Annotated element listings

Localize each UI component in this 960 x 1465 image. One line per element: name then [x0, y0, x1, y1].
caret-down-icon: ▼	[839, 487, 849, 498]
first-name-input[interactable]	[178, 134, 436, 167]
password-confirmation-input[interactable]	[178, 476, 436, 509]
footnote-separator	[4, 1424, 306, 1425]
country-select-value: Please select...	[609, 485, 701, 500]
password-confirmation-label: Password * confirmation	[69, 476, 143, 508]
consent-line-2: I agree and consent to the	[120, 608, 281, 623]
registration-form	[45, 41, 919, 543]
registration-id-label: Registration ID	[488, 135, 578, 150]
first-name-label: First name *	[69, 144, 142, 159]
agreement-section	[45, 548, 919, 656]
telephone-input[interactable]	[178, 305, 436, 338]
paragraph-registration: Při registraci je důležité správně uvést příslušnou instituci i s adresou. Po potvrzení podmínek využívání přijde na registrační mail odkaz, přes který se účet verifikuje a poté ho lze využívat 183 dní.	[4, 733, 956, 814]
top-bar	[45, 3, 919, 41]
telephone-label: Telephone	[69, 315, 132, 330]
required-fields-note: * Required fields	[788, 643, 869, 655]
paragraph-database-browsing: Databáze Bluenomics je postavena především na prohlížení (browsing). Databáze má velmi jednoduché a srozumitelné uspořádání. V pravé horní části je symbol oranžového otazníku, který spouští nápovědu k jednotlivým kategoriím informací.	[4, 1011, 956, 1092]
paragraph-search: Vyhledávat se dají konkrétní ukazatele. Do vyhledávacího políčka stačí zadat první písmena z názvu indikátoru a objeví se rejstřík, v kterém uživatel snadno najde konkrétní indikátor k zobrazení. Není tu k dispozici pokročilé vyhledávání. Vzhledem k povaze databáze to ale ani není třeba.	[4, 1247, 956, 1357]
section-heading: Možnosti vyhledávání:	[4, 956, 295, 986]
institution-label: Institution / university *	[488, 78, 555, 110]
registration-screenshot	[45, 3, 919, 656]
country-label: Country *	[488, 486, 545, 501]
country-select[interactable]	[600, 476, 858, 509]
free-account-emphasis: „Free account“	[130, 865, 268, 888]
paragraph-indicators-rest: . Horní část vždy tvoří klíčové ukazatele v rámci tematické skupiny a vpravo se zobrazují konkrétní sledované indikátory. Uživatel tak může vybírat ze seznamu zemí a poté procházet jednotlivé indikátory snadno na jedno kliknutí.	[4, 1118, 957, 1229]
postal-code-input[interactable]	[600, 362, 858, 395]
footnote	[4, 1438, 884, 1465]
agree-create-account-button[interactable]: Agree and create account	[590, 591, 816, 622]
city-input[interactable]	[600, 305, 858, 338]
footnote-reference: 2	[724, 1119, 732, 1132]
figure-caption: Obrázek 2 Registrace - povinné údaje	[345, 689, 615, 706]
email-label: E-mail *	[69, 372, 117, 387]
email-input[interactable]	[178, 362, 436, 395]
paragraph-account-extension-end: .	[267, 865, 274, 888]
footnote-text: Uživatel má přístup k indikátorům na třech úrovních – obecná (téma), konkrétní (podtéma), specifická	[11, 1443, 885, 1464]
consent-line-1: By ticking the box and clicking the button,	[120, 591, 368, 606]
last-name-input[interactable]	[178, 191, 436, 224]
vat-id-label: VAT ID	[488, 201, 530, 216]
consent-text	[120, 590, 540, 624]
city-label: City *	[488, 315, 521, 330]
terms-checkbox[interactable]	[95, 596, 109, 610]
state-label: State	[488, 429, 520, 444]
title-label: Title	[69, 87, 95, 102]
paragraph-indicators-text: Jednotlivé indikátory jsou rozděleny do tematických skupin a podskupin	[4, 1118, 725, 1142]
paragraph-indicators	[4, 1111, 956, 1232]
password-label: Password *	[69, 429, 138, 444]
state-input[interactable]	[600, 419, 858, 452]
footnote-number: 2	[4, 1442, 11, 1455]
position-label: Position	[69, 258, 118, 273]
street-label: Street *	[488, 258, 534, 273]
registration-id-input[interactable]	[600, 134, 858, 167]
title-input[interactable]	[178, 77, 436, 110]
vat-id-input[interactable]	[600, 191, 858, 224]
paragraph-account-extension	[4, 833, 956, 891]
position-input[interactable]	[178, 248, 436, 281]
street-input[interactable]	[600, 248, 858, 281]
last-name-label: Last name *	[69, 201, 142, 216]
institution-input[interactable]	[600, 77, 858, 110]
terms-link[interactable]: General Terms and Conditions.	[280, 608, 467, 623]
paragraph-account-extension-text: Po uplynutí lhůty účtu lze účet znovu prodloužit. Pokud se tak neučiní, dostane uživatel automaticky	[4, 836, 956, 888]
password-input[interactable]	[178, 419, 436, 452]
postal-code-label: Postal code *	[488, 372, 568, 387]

* [TASK PROMPT]:
Rewrite every line of the listing above as a numbered list, omitting any blank lines.

* [ANSWER FOR THE TASK]:
1. Localize each UI component in this 960 x 1465 image. One line per element: name then [x0, y0, x1, y1].
2. caret-down-icon: ▼	[839, 487, 849, 498]
3. first-name-input[interactable]	[178, 134, 436, 167]
4. password-confirmation-input[interactable]	[178, 476, 436, 509]
5. footnote-separator	[4, 1424, 306, 1425]
6. country-select-value: Please select...	[609, 485, 701, 500]
7. password-confirmation-label: Password * confirmation	[69, 476, 143, 508]
8. consent-line-2: I agree and consent to the	[120, 608, 281, 623]
9. registration-form	[45, 41, 919, 543]
10. registration-id-label: Registration ID	[488, 135, 578, 150]
11. first-name-label: First name *	[69, 144, 142, 159]
12. agreement-section	[45, 548, 919, 656]
13. telephone-input[interactable]	[178, 305, 436, 338]
14. paragraph-registration: Při registraci je důležité správně uvést příslušnou instituci i s adresou. Po potvrzení podmínek využívání přijde na registrační mail odkaz, přes který se účet verifikuje a poté ho lze využívat 183 dní.	[4, 733, 956, 814]
15. top-bar	[45, 3, 919, 41]
16. telephone-label: Telephone	[69, 315, 132, 330]
17. required-fields-note: * Required fields	[788, 643, 869, 655]
18. paragraph-database-browsing: Databáze Bluenomics je postavena především na prohlížení (browsing). Databáze má velmi jednoduché a srozumitelné uspořádání. V pravé horní části je symbol oranžového otazníku, který spouští nápovědu k jednotlivým kategoriím informací.	[4, 1011, 956, 1092]
19. paragraph-search: Vyhledávat se dají konkrétní ukazatele. Do vyhledávacího políčka stačí zadat první písmena z názvu indikátoru a objeví se rejstřík, v kterém uživatel snadno najde konkrétní indikátor k zobrazení. Není tu k dispozici pokročilé vyhledávání. Vzhledem k povaze databáze to ale ani není třeba.	[4, 1247, 956, 1357]
20. section-heading: Možnosti vyhledávání:	[4, 956, 295, 986]
21. institution-label: Institution / university *	[488, 78, 555, 110]
22. registration-screenshot	[45, 3, 919, 656]
23. country-label: Country *	[488, 486, 545, 501]
24. country-select[interactable]	[600, 476, 858, 509]
25. free-account-emphasis: „Free account“	[130, 865, 268, 888]
26. paragraph-indicators-rest: . Horní část vždy tvoří klíčové ukazatele v rámci tematické skupiny a vpravo se zobrazují konkrétní sledované indikátory. Uživatel tak může vybírat ze seznamu zemí a poté procházet jednotlivé indikátory snadno na jedno kliknutí.	[4, 1118, 957, 1229]
27. postal-code-input[interactable]	[600, 362, 858, 395]
28. footnote	[4, 1438, 884, 1465]
29. agree-create-account-button[interactable]: Agree and create account	[590, 591, 816, 622]
30. city-input[interactable]	[600, 305, 858, 338]
31. footnote-reference: 2	[724, 1119, 732, 1132]
32. figure-caption: Obrázek 2 Registrace - povinné údaje	[345, 689, 615, 706]
33. email-label: E-mail *	[69, 372, 117, 387]
34. email-input[interactable]	[178, 362, 436, 395]
35. paragraph-account-extension-end: .	[267, 865, 274, 888]
36. footnote-text: Uživatel má přístup k indikátorům na třech úrovních – obecná (téma), konkrétní (podtéma), specifická	[11, 1443, 885, 1464]
37. consent-line-1: By ticking the box and clicking the button,	[120, 591, 368, 606]
38. last-name-input[interactable]	[178, 191, 436, 224]
39. vat-id-label: VAT ID	[488, 201, 530, 216]
40. consent-text	[120, 590, 540, 624]
41. city-label: City *	[488, 315, 521, 330]
42. terms-checkbox[interactable]	[95, 596, 109, 610]
43. state-label: State	[488, 429, 520, 444]
44. title-label: Title	[69, 87, 95, 102]
45. paragraph-indicators-text: Jednotlivé indikátory jsou rozděleny do tematických skupin a podskupin	[4, 1118, 725, 1142]
46. paragraph-indicators	[4, 1111, 956, 1232]
47. password-label: Password *	[69, 429, 138, 444]
48. state-input[interactable]	[600, 419, 858, 452]
49. footnote-number: 2	[4, 1442, 11, 1455]
50. position-label: Position	[69, 258, 118, 273]
51. street-label: Street *	[488, 258, 534, 273]
52. registration-id-input[interactable]	[600, 134, 858, 167]
53. title-input[interactable]	[178, 77, 436, 110]
54. vat-id-input[interactable]	[600, 191, 858, 224]
55. paragraph-account-extension	[4, 833, 956, 891]
56. position-input[interactable]	[178, 248, 436, 281]
57. street-input[interactable]	[600, 248, 858, 281]
58. last-name-label: Last name *	[69, 201, 142, 216]
59. institution-input[interactable]	[600, 77, 858, 110]
60. terms-link[interactable]: General Terms and Conditions.	[280, 608, 467, 623]
61. paragraph-account-extension-text: Po uplynutí lhůty účtu lze účet znovu prodloužit. Pokud se tak neučiní, dostane uživatel automaticky	[4, 836, 956, 888]
62. password-input[interactable]	[178, 419, 436, 452]
63. postal-code-label: Postal code *	[488, 372, 568, 387]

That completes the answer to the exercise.